Exercise goal: Quote word for word the lines starting at the line with "Transcribe this chart's" and ending at the final line of the entries. Leave out any pictures.

=== Task inputs ===

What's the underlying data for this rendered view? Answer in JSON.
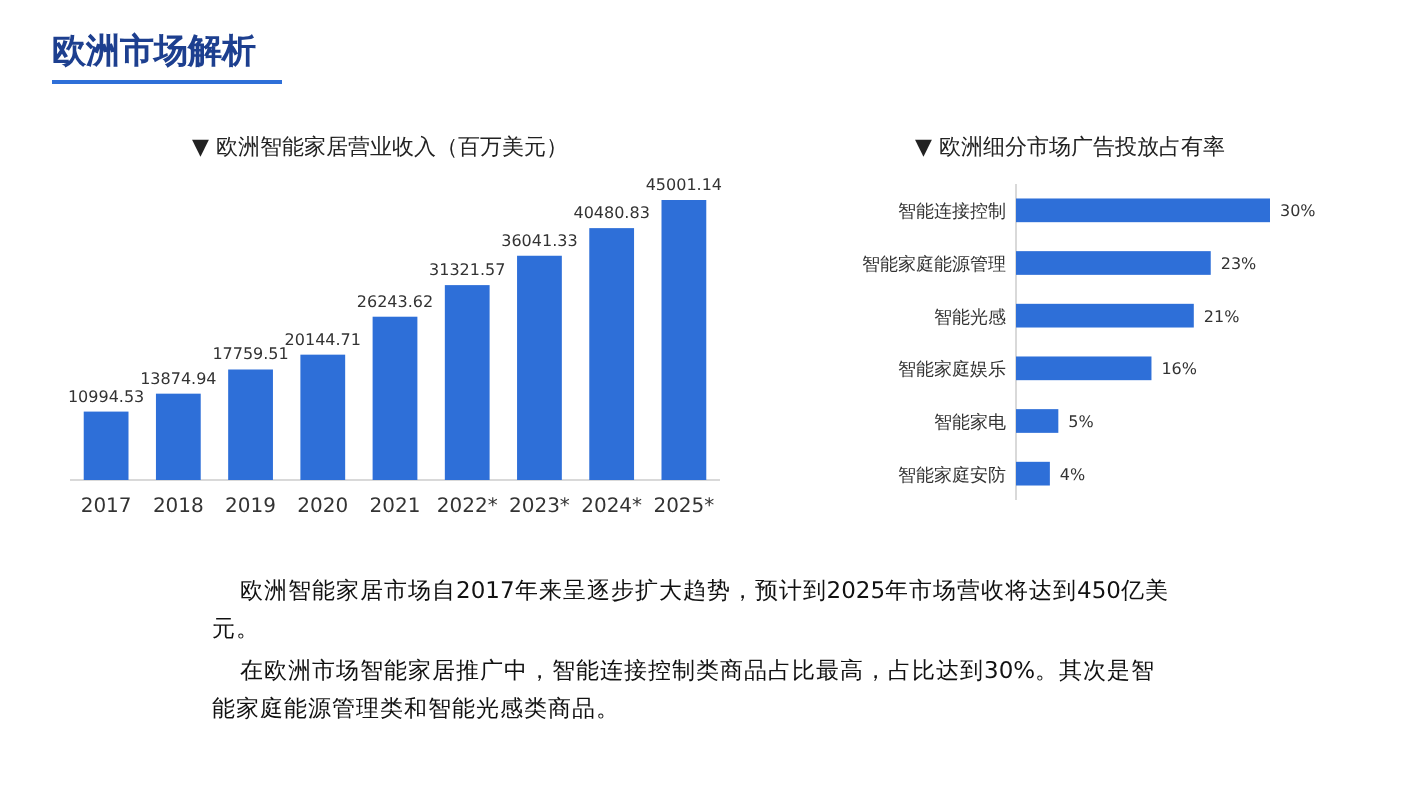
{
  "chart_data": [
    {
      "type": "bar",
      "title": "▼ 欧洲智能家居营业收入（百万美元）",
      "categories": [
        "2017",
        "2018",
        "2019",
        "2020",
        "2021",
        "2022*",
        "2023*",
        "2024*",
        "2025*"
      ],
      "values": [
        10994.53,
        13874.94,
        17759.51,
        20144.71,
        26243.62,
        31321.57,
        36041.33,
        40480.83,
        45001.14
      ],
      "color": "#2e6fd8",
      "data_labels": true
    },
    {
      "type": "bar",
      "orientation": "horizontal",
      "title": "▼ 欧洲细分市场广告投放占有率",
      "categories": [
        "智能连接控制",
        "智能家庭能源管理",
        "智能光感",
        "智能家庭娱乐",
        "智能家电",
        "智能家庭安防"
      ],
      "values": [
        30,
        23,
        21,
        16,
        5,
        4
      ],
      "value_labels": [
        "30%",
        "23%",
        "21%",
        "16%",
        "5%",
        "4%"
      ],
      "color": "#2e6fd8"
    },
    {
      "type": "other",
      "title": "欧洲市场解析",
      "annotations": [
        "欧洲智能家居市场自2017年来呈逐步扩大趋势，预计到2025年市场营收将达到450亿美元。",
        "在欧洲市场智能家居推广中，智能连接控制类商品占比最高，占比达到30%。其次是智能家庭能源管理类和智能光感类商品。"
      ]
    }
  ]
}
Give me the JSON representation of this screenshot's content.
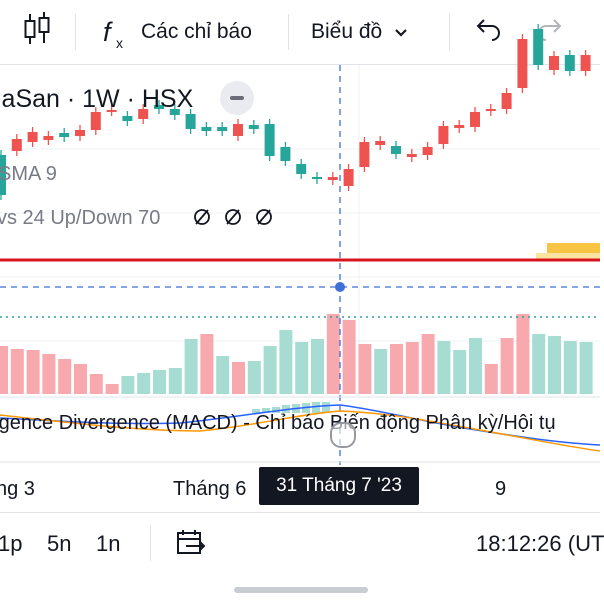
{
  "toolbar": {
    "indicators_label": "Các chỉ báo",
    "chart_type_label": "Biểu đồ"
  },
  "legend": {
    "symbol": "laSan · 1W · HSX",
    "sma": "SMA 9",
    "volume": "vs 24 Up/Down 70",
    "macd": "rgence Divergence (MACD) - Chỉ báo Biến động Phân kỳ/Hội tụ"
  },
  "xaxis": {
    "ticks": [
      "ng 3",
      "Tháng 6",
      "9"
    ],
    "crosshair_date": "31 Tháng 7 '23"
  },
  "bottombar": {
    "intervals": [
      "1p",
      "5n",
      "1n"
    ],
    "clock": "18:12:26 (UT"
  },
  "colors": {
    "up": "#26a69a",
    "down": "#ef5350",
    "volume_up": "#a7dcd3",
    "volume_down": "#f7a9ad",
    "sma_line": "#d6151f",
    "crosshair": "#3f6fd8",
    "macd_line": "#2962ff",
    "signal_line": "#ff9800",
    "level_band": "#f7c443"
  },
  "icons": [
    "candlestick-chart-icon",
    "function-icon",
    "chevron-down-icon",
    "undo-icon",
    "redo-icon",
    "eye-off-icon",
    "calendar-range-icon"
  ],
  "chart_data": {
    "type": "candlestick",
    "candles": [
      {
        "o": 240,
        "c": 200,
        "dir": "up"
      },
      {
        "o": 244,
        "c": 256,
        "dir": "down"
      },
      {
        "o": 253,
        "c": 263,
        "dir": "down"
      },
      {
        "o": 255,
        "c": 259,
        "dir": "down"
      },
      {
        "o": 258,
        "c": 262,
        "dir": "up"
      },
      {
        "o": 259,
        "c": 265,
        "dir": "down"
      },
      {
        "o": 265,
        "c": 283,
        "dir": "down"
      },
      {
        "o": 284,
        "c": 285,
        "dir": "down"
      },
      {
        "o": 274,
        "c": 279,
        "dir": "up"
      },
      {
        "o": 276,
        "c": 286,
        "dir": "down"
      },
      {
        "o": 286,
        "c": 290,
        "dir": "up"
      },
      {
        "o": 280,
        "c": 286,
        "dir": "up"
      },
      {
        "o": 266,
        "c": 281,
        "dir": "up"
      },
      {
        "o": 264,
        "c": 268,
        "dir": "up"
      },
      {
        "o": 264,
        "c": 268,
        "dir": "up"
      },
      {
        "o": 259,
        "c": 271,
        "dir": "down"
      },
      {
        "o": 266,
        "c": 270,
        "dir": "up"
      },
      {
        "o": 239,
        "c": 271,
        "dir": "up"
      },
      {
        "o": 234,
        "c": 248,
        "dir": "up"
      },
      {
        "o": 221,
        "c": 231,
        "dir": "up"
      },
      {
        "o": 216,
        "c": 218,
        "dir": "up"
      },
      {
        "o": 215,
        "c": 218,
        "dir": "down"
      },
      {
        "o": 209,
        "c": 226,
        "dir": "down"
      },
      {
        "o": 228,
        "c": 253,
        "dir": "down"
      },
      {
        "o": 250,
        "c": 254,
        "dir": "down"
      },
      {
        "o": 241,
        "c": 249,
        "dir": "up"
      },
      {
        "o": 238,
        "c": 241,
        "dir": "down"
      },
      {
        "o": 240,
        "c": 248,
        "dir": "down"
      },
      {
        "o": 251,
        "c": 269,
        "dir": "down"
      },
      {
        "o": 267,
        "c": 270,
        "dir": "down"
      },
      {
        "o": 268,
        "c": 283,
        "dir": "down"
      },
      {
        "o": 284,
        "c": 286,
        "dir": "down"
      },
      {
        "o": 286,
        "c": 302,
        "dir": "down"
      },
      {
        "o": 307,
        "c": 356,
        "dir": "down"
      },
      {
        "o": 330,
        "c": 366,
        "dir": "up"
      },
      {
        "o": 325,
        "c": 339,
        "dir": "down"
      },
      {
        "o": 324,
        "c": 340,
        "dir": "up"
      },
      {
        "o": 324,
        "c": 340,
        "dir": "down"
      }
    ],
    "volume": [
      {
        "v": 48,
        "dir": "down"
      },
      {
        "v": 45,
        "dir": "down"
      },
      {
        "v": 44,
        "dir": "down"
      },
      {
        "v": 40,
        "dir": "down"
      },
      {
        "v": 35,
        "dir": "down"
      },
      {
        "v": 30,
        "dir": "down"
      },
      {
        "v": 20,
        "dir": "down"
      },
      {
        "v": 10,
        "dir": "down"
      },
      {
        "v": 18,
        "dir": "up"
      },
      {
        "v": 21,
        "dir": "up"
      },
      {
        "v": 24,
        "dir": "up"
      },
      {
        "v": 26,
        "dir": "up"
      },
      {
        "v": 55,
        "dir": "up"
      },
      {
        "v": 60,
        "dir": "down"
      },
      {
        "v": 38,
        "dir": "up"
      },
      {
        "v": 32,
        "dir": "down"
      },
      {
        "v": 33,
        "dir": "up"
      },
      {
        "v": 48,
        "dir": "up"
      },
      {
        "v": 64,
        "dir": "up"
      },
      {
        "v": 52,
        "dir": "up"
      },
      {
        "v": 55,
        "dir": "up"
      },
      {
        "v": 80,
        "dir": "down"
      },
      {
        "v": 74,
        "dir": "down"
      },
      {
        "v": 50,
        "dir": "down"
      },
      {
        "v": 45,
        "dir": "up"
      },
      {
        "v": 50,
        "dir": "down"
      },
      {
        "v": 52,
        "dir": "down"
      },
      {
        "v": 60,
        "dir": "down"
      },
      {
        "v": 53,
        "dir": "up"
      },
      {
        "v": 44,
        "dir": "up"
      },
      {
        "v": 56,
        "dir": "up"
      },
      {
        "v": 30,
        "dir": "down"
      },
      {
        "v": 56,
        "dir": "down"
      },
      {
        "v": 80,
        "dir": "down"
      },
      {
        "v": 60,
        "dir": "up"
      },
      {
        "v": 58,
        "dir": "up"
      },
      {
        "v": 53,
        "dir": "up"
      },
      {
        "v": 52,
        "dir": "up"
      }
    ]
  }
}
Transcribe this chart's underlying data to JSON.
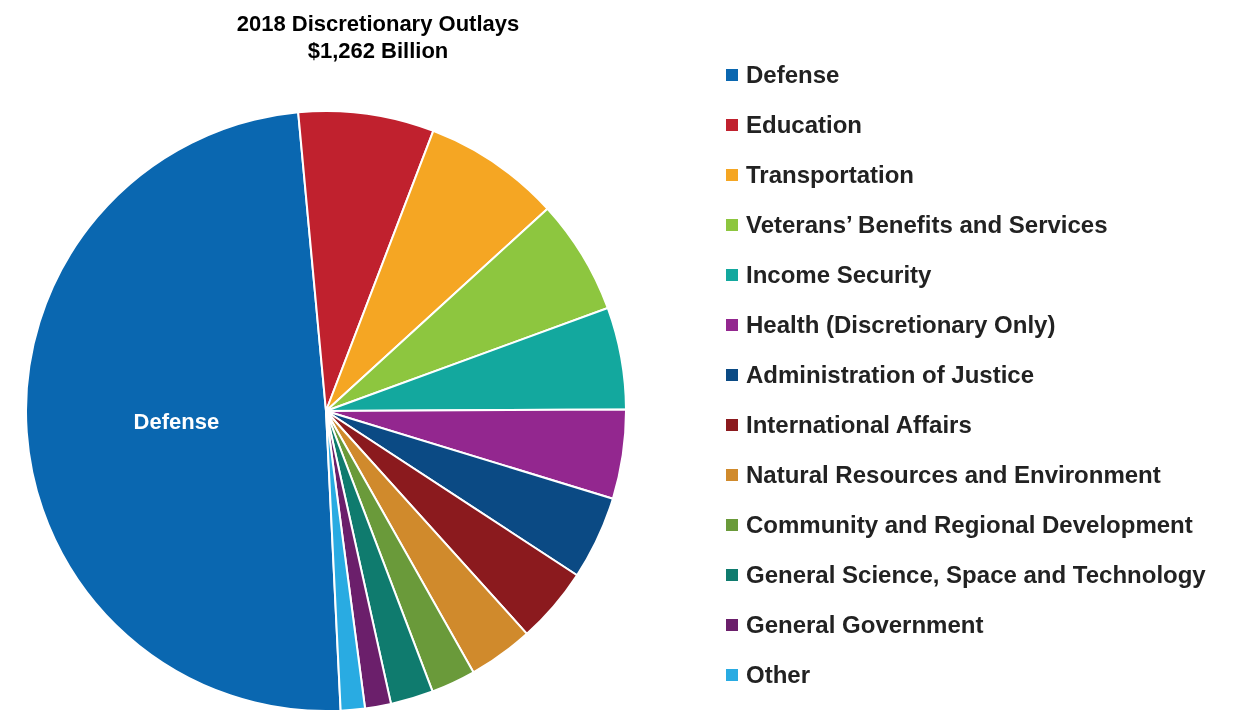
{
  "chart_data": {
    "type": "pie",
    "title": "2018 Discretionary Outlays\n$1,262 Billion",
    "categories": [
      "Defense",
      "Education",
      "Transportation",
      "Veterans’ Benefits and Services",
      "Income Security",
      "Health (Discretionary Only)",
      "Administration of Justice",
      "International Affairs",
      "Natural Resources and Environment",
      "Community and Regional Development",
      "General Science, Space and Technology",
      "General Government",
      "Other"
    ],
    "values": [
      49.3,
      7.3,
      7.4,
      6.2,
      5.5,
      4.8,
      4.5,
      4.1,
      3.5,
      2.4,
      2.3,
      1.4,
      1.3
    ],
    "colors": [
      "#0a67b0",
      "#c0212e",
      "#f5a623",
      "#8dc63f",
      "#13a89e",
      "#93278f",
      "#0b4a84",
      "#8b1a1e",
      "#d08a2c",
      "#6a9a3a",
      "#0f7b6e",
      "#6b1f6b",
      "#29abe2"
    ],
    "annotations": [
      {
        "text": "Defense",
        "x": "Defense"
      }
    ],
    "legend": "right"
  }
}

===

Solution for this task:
Transcribe this chart's underlying data to JSON.
{
  "chart_data": {
    "type": "pie",
    "title": "2018 Discretionary Outlays\n$1,262 Billion",
    "categories": [
      "Defense",
      "Education",
      "Transportation",
      "Veterans’ Benefits and Services",
      "Income Security",
      "Health (Discretionary Only)",
      "Administration of Justice",
      "International Affairs",
      "Natural Resources and Environment",
      "Community and Regional Development",
      "General Science, Space and Technology",
      "General Government",
      "Other"
    ],
    "values": [
      49.3,
      7.3,
      7.4,
      6.2,
      5.5,
      4.8,
      4.5,
      4.1,
      3.5,
      2.4,
      2.3,
      1.4,
      1.3
    ],
    "colors": [
      "#0a67b0",
      "#c0212e",
      "#f5a623",
      "#8dc63f",
      "#13a89e",
      "#93278f",
      "#0b4a84",
      "#8b1a1e",
      "#d08a2c",
      "#6a9a3a",
      "#0f7b6e",
      "#6b1f6b",
      "#29abe2"
    ],
    "annotations": [
      {
        "text": "Defense",
        "x": "Defense"
      }
    ],
    "legend": "right"
  }
}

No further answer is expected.